# Cerakote questions



## outdoorkid (Jan 6, 2010)

I have Desert Eagle 1911 I am interested in having done in two colors.
What is the ball park price for this? H does anyone have any suggestions on who to do this?


----------



## Sequoiha (Sep 28, 2007)

Tim Barry of Baywatch Arms does mine, I had my Ruger 44 super black hawk and my Ruger 10/22 done last year,, wasnt much,, very reasonable and very good work,,


----------



## outlaw1 (Dec 26, 2008)

X2 on Tim I've had a couple guns done also.. had two with bad pitting and surface rust.. main reason for doing the cerakote... when he was done you can't even tell! Does a awesome job. I think I paid like 100 to do my over and under shotgun. And he polyurethane my stock too!

▶ _Supplied material_
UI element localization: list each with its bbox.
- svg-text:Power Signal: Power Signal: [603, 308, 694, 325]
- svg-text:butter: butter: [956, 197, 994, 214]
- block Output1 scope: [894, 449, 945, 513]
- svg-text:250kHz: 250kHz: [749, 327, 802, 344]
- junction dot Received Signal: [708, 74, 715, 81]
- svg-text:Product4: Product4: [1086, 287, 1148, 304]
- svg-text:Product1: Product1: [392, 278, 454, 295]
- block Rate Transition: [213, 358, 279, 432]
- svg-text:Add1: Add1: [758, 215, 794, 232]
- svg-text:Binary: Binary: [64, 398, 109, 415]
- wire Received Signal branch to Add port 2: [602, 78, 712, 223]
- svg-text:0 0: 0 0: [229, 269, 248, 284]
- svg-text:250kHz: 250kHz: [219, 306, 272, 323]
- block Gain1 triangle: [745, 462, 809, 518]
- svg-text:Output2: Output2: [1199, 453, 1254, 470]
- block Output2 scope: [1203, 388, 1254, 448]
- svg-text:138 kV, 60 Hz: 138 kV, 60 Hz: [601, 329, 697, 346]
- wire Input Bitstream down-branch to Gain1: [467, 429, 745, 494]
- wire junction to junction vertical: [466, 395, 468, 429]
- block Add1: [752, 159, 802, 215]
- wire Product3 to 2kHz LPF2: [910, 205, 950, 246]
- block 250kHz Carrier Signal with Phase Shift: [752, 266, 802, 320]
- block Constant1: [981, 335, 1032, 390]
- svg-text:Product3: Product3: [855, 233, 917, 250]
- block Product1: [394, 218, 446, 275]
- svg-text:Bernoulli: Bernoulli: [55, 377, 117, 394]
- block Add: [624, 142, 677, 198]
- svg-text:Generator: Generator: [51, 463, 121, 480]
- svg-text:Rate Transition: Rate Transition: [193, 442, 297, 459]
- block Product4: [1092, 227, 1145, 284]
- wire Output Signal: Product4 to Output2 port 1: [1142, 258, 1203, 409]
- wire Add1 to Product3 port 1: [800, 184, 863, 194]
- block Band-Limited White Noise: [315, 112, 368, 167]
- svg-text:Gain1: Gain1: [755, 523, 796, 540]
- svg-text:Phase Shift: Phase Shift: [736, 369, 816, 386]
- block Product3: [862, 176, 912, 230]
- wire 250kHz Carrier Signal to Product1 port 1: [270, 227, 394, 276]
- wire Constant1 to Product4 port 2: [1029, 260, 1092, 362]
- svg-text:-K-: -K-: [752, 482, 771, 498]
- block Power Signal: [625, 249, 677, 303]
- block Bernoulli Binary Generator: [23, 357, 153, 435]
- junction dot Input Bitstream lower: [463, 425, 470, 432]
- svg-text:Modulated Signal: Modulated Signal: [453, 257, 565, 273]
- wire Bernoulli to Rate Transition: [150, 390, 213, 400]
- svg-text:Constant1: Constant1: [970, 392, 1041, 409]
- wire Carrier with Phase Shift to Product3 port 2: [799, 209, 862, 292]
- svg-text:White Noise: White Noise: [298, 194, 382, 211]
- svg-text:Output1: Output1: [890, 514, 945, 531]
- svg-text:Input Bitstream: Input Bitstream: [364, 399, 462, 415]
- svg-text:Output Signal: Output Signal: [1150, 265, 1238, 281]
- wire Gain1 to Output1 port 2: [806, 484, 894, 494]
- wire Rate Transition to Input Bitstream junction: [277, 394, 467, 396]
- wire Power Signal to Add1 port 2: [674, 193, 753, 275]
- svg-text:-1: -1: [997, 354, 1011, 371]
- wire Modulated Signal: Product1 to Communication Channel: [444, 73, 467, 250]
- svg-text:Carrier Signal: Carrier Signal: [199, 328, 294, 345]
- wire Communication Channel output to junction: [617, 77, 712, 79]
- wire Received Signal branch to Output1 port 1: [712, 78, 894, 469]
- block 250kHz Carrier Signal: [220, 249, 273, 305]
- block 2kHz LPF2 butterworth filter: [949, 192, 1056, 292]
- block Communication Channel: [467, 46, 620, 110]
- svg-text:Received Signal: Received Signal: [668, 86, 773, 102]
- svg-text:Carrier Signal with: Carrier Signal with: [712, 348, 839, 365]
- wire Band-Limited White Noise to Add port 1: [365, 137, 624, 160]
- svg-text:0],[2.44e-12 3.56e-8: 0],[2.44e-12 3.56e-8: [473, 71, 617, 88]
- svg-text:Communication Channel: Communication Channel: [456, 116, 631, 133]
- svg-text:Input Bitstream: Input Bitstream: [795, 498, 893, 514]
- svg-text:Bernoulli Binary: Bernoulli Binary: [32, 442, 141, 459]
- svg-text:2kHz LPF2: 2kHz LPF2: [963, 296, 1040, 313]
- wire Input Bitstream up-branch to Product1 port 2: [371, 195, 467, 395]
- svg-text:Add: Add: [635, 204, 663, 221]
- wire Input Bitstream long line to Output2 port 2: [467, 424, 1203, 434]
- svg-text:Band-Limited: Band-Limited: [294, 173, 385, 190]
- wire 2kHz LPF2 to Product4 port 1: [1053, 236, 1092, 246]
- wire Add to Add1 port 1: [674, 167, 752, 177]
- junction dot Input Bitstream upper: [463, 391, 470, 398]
--
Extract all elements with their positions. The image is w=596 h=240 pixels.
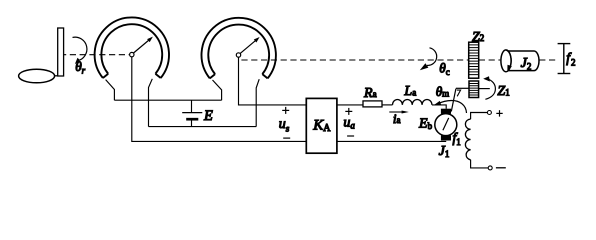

▶ _To be done_
1. Please say whether each statement agrees with the Cerakote thread, answering yes or no and quoting the deciding words: (a) outdoorkid wants the Desert Eagle 1911 done in two colors; (b) outlaw1 paid about 100 to have a pistol done; (c) two of outlaw1's guns had bad pitting and surface rust.
2. Carry on the Cerakote thread from the end of its last post.

▶ _Responses by task_
1.
(a) Yes: "I am interested in having done in two colors."
(b) No: "I think I paid like 100 to do my over and under shotgun."
(c) Yes: "had two with bad pitting and surface rust"

2.
----------



## jpwalnuthill (Feb 12, 2010)

*cerakote*

Tim cerakoted a G26 and Ruger Mark II for me almost two years ago and both still look great.


----------



## BIG DAWG (Sep 23, 2008)

*Tim's cera-coating*

Tim has done a bunch of handguns,and shotguns for me, if he has a fault it's that he is a perfectionist! Not to mention he is a nut, but that's not a fault in my book.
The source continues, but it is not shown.